Written problem
Gather up the lines with the word "page" in them.

Information supplied
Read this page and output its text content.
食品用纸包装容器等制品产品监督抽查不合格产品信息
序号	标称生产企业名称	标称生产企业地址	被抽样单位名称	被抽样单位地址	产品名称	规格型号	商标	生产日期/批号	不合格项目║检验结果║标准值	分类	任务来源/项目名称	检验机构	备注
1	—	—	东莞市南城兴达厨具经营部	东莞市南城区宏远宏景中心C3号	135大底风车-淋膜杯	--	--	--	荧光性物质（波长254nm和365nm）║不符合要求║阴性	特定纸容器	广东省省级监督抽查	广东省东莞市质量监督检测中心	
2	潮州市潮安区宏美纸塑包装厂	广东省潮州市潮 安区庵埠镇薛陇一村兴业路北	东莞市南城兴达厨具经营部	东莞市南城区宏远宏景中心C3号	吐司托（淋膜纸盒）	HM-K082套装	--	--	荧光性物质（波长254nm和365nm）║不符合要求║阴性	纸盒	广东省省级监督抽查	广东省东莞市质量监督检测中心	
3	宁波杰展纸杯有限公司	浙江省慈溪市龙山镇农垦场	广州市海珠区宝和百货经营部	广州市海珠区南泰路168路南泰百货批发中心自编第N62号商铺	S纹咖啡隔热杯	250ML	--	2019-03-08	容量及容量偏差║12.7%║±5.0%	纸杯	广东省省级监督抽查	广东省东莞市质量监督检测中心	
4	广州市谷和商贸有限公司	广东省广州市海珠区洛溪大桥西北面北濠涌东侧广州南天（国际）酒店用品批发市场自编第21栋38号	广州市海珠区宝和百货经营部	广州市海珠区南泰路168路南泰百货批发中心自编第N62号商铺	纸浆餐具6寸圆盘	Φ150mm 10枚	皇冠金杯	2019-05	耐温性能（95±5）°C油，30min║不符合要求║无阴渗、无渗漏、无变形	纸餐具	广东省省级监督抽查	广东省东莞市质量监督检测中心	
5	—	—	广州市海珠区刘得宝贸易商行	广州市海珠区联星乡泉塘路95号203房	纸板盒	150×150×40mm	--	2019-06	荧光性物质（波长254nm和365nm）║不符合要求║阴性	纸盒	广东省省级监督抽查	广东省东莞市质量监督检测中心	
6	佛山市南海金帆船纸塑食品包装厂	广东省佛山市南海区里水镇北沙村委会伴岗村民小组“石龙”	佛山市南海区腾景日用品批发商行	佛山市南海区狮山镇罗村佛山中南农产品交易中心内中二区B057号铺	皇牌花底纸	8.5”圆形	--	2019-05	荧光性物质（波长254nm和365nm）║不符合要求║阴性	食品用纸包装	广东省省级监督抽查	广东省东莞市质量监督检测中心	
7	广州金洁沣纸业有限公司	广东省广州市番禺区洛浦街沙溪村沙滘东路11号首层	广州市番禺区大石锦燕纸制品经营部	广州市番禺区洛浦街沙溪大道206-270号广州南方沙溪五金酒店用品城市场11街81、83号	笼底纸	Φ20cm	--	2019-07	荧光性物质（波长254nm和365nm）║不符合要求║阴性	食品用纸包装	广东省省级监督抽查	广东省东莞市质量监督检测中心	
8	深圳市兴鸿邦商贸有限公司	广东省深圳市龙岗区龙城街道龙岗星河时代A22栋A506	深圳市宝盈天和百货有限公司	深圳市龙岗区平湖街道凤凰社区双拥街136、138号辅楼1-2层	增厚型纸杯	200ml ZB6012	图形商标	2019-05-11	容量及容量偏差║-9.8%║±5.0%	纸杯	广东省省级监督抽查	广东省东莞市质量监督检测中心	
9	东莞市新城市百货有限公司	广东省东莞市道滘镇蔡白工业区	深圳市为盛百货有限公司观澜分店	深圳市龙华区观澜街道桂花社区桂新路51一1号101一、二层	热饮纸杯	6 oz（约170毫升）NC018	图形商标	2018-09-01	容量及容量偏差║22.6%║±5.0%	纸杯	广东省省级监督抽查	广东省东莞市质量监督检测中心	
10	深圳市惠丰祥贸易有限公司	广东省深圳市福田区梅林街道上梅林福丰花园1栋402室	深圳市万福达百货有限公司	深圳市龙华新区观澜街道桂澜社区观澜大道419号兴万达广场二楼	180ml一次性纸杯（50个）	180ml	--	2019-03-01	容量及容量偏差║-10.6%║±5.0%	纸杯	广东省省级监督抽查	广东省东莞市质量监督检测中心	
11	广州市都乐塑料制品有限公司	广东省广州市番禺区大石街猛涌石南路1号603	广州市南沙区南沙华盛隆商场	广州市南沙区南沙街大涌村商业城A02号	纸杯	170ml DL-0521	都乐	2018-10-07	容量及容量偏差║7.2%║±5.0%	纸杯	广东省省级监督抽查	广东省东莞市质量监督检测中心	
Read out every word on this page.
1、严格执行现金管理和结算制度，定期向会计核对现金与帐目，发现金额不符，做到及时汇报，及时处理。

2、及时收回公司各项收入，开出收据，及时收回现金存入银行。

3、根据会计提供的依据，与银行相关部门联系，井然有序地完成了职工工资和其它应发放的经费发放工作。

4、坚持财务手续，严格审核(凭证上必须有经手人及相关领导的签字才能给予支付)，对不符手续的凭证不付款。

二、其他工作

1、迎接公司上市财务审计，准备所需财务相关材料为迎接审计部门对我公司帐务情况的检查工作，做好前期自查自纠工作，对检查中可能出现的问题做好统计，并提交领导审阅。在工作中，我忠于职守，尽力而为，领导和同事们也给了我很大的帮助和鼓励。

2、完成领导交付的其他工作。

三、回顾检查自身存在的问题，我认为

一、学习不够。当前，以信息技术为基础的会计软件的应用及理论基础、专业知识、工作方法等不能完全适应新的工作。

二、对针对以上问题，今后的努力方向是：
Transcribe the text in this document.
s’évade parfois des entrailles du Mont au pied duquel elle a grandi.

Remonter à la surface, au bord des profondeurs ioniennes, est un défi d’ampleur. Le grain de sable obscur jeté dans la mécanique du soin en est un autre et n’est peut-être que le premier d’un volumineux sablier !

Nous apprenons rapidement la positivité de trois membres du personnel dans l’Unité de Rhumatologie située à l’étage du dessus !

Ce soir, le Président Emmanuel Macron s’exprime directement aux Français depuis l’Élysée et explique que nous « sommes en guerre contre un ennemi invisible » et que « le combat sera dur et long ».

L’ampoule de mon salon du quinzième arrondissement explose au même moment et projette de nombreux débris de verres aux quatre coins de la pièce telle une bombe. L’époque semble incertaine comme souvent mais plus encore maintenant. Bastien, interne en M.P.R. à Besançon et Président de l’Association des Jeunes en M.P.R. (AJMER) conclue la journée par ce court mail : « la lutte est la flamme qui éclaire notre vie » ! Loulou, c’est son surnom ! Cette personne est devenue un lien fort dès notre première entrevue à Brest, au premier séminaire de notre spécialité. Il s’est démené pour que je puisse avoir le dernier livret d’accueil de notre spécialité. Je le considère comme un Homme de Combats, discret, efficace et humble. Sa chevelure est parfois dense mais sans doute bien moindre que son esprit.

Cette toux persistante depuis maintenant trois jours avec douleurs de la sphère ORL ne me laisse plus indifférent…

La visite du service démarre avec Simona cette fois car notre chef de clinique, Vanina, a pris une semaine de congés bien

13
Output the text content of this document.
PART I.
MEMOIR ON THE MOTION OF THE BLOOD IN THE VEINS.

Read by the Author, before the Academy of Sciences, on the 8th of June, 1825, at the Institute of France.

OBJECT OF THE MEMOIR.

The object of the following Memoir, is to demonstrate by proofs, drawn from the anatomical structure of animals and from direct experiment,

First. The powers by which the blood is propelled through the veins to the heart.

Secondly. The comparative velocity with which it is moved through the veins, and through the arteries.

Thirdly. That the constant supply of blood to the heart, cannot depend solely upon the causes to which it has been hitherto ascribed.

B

Response below
Read this page and output its text content.
Read out every word on this page.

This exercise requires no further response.